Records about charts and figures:

====================

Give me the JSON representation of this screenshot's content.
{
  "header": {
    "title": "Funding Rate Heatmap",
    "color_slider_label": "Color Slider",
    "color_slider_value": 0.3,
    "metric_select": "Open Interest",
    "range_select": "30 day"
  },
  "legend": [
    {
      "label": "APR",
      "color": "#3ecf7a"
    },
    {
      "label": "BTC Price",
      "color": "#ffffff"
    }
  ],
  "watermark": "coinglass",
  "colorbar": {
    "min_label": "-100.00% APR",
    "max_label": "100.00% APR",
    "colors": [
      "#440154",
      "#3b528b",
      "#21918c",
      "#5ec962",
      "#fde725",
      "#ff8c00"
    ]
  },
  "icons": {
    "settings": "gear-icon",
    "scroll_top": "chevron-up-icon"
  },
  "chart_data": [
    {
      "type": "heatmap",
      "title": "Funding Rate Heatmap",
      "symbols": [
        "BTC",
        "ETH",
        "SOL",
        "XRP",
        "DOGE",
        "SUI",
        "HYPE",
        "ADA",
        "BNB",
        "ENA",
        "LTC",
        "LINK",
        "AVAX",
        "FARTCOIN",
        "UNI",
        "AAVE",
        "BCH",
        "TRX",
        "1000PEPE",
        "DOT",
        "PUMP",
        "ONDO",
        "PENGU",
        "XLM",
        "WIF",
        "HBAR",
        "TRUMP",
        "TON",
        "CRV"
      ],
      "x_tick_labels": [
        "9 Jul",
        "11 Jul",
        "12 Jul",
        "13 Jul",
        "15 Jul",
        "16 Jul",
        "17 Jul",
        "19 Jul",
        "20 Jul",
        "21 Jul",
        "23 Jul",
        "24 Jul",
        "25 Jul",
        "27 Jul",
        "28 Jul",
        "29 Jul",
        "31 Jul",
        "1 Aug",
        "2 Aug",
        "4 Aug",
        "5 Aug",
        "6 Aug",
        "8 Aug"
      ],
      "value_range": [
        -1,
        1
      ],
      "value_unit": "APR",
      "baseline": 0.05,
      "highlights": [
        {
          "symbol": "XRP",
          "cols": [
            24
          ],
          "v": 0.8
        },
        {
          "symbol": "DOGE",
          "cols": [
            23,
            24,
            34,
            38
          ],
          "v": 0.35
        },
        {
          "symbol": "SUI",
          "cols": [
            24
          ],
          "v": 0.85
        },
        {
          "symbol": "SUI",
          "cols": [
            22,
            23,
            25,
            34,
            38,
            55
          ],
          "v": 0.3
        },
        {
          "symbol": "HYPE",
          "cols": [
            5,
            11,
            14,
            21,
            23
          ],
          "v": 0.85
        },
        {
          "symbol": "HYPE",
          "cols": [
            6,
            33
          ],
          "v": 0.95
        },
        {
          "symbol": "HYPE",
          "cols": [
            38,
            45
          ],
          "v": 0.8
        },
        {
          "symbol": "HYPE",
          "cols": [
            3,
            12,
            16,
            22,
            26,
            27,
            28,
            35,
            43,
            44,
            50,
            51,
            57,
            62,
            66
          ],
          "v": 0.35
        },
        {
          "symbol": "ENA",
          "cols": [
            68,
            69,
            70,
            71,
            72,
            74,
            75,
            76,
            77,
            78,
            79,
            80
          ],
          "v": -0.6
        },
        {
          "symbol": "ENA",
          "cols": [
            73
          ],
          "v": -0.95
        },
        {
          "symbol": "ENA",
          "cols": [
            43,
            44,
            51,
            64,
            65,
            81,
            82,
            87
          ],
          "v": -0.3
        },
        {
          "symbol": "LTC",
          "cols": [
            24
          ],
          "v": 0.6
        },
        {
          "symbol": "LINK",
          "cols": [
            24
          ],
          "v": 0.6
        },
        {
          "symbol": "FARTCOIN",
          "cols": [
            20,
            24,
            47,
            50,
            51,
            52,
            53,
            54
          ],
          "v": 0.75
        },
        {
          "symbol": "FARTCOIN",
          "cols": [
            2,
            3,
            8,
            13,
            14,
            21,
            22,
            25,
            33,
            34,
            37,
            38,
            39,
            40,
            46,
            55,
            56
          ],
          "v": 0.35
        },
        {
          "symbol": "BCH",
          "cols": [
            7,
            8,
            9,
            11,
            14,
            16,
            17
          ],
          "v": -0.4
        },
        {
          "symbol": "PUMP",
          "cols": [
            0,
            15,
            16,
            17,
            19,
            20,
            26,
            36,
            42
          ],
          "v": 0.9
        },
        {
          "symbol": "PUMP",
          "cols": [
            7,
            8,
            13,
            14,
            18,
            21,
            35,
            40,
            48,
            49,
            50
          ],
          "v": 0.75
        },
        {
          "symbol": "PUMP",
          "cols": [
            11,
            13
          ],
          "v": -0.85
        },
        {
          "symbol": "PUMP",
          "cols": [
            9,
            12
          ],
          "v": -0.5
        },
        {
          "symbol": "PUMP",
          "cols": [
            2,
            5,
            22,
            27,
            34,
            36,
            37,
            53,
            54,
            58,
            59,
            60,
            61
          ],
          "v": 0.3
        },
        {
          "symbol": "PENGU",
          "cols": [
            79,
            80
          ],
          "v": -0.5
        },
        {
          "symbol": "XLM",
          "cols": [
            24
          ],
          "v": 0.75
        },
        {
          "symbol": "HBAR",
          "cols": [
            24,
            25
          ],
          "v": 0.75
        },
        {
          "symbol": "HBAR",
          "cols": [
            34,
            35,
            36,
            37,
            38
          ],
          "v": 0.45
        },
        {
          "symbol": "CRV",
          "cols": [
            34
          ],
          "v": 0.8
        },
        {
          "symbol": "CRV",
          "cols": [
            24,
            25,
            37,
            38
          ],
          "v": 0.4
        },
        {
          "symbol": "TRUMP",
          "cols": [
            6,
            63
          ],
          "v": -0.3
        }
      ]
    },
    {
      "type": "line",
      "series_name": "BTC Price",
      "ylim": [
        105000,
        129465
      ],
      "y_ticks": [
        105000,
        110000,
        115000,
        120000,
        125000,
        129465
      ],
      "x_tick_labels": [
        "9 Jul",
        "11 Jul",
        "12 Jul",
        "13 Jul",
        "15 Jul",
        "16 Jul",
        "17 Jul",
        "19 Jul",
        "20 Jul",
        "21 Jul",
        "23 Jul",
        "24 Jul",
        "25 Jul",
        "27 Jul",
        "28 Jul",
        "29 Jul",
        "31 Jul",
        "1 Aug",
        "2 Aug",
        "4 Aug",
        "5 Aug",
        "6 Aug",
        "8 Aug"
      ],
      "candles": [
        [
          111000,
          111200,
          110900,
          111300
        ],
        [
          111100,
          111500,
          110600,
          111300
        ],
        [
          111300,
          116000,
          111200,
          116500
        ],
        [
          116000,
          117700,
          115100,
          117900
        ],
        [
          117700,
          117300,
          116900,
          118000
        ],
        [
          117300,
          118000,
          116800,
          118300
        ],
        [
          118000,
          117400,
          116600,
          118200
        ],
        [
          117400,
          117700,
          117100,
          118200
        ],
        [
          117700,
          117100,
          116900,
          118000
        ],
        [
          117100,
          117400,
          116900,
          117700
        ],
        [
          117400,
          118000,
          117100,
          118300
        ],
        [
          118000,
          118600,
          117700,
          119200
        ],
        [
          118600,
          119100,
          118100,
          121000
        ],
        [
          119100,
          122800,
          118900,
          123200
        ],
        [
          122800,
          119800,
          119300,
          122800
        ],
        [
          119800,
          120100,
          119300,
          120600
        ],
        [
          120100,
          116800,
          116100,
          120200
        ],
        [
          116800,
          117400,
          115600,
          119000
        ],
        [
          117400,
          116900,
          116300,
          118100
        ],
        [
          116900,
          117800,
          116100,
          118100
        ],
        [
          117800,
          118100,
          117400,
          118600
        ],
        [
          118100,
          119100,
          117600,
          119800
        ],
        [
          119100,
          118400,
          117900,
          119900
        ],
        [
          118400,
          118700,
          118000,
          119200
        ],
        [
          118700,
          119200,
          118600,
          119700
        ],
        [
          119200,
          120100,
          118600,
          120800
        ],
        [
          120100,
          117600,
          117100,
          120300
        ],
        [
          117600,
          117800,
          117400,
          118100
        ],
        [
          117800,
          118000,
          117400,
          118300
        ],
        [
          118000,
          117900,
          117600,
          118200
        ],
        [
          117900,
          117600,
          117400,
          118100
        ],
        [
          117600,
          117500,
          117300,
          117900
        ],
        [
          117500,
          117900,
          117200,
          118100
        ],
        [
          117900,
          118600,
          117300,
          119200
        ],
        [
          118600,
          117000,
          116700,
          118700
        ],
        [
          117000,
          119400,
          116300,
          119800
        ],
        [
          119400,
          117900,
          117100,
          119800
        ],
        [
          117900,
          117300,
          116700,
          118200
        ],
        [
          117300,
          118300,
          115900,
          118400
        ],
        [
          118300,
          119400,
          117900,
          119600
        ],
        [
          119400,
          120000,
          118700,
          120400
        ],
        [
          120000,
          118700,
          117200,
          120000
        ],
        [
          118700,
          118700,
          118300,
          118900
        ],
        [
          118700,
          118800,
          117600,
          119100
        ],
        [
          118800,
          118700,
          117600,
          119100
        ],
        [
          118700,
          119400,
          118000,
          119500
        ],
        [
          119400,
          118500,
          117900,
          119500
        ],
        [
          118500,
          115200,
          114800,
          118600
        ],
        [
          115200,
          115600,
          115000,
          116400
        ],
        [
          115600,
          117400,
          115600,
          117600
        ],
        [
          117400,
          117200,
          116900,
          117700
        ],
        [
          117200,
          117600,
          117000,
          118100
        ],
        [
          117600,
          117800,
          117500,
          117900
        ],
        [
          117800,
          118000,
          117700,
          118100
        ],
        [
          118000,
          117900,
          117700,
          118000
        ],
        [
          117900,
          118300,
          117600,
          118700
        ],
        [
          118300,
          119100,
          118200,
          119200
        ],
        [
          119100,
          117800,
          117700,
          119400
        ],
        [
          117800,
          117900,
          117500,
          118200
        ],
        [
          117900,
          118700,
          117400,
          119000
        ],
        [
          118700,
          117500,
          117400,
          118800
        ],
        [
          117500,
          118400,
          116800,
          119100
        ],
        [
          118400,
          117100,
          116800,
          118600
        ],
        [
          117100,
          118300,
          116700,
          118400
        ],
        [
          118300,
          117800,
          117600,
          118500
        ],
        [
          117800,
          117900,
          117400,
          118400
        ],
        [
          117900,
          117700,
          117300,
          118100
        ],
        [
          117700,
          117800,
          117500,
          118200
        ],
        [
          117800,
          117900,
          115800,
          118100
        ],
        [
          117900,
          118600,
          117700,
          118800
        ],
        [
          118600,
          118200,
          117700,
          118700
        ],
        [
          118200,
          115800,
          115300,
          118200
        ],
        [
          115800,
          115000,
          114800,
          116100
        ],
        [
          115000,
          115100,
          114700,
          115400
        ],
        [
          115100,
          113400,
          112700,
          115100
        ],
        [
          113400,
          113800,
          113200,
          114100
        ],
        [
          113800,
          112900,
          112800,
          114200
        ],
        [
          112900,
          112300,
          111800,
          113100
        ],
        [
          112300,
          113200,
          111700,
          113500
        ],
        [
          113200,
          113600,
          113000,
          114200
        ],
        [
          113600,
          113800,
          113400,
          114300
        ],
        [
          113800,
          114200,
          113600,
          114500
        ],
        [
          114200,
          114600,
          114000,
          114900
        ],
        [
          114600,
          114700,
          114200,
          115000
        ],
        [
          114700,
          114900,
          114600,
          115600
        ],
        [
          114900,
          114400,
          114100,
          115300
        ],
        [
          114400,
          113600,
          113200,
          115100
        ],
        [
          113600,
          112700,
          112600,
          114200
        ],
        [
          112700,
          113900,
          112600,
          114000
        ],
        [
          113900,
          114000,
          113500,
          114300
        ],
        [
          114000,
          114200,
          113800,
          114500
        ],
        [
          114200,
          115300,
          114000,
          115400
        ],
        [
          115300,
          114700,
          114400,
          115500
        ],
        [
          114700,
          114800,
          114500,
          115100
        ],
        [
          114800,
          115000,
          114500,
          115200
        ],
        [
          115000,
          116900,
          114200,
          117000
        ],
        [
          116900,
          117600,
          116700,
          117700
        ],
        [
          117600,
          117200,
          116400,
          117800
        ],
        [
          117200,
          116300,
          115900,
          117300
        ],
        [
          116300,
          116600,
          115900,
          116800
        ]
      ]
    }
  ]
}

====================

Say how many lines of the data include the word "Rate". Respond with the number alone.

(The response) 2